## Instructions to follow:
Would you return the complete listing below word for word?

-.-.-

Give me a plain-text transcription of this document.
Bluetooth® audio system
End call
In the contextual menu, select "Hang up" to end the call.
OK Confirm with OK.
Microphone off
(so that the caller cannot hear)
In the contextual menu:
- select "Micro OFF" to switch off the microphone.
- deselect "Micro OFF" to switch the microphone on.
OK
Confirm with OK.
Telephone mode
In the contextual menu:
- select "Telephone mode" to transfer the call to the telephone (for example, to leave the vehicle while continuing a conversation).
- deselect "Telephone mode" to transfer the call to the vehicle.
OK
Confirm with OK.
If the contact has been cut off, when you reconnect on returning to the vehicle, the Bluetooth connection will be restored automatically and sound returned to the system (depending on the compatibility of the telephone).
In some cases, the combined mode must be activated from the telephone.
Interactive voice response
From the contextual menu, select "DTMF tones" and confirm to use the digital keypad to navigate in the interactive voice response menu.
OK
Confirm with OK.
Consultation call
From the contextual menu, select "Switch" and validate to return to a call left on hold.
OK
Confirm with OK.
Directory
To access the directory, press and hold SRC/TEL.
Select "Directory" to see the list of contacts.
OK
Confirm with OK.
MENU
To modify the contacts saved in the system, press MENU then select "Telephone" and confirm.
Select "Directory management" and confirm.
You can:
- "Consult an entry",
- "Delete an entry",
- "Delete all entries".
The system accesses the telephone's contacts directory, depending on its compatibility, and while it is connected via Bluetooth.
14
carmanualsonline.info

-.-.-

## Answer to the task:
Give me a plain-text transcription of this document.
Bluetooth® audio system
End call
In the contextual menu, select "Hang up" to end the call.
OK Confirm with OK.
Microphone off
(so that the caller cannot hear)
In the contextual menu:
- select "Micro OFF" to switch off the microphone.
- deselect "Micro OFF" to switch the microphone on.
OK
Confirm with OK.
Telephone mode
In the contextual menu:
- select "Telephone mode" to transfer the call to the telephone (for example, to leave the vehicle while continuing a conversation).
- deselect "Telephone mode" to transfer the call to the vehicle.
OK
Confirm with OK.
If the contact has been cut off, when you reconnect on returning to the vehicle, the Bluetooth connection will be restored automatically and sound returned to the system (depending on the compatibility of the telephone).
In some cases, the combined mode must be activated from the telephone.
Interactive voice response
From the contextual menu, select "DTMF tones" and confirm to use the digital keypad to navigate in the interactive voice response menu.
OK
Confirm with OK.
Consultation call
From the contextual menu, select "Switch" and validate to return to a call left on hold.
OK
Confirm with OK.
Directory
To access the directory, press and hold SRC/TEL.
Select "Directory" to see the list of contacts.
OK
Confirm with OK.
MENU
To modify the contacts saved in the system, press MENU then select "Telephone" and confirm.
Select "Directory management" and confirm.
You can:
- "Consult an entry",
- "Delete an entry",
- "Delete all entries".
The system accesses the telephone's contacts directory, depending on its compatibility, and while it is connected via Bluetooth.
14
carmanualsonline.info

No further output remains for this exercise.